◆ EXERCISE BRIEF
Here are some entries; quote each one exactly.

[Data entries]
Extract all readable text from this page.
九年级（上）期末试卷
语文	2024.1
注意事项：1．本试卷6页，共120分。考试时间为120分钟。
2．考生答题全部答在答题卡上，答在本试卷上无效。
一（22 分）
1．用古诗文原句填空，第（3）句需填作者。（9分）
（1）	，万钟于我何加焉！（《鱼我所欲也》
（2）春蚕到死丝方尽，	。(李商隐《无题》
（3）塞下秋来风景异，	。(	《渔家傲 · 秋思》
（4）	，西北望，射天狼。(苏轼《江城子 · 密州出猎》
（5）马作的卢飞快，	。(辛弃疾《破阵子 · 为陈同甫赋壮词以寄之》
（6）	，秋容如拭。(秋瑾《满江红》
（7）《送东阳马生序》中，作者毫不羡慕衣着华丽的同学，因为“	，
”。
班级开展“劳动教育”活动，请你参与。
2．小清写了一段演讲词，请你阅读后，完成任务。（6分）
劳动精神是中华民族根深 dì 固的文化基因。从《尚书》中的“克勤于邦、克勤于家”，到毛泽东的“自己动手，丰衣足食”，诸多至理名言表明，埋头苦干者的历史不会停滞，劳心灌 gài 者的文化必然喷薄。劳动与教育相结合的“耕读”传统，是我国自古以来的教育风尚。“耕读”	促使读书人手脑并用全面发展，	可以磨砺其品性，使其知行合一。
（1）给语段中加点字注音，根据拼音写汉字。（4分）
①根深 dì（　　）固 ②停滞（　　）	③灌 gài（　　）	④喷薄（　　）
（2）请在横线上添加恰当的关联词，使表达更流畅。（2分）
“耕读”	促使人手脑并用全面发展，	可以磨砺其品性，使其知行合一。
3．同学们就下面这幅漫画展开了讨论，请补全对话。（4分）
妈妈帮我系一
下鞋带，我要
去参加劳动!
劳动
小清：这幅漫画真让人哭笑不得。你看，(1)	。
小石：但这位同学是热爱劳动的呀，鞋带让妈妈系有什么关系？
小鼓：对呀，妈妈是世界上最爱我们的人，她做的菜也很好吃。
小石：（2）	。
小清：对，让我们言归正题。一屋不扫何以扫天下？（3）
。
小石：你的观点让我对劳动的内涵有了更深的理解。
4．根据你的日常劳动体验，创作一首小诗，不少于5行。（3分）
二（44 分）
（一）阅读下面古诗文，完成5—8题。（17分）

◆ RESULT
Extract all readable text from this page.
九年级（上）期末试卷
语文	2024.1
注意事项：1．本试卷6页，共120分。考试时间为120分钟。
2．考生答题全部答在答题卡上，答在本试卷上无效。
一（22 分）
1．用古诗文原句填空，第（3）句需填作者。（9分）
（1）	，万钟于我何加焉！（《鱼我所欲也》
（2）春蚕到死丝方尽，	。(李商隐《无题》
（3）塞下秋来风景异，	。(	《渔家傲 · 秋思》
（4）	，西北望，射天狼。(苏轼《江城子 · 密州出猎》
（5）马作的卢飞快，	。(辛弃疾《破阵子 · 为陈同甫赋壮词以寄之》
（6）	，秋容如拭。(秋瑾《满江红》
（7）《送东阳马生序》中，作者毫不羡慕衣着华丽的同学，因为“	，
”。
班级开展“劳动教育”活动，请你参与。
2．小清写了一段演讲词，请你阅读后，完成任务。（6分）
劳动精神是中华民族根深 dì 固的文化基因。从《尚书》中的“克勤于邦、克勤于家”，到毛泽东的“自己动手，丰衣足食”，诸多至理名言表明，埋头苦干者的历史不会停滞，劳心灌 gài 者的文化必然喷薄。劳动与教育相结合的“耕读”传统，是我国自古以来的教育风尚。“耕读”	促使读书人手脑并用全面发展，	可以磨砺其品性，使其知行合一。
（1）给语段中加点字注音，根据拼音写汉字。（4分）
①根深 dì（　　）固 ②停滞（　　）	③灌 gài（　　）	④喷薄（　　）
（2）请在横线上添加恰当的关联词，使表达更流畅。（2分）
“耕读”	促使人手脑并用全面发展，	可以磨砺其品性，使其知行合一。
3．同学们就下面这幅漫画展开了讨论，请补全对话。（4分）
妈妈帮我系一
下鞋带，我要
去参加劳动!
劳动
小清：这幅漫画真让人哭笑不得。你看，(1)	。
小石：但这位同学是热爱劳动的呀，鞋带让妈妈系有什么关系？
小鼓：对呀，妈妈是世界上最爱我们的人，她做的菜也很好吃。
小石：（2）	。
小清：对，让我们言归正题。一屋不扫何以扫天下？（3）
。
小石：你的观点让我对劳动的内涵有了更深的理解。
4．根据你的日常劳动体验，创作一首小诗，不少于5行。（3分）
二（44 分）
（一）阅读下面古诗文，完成5—8题。（17分）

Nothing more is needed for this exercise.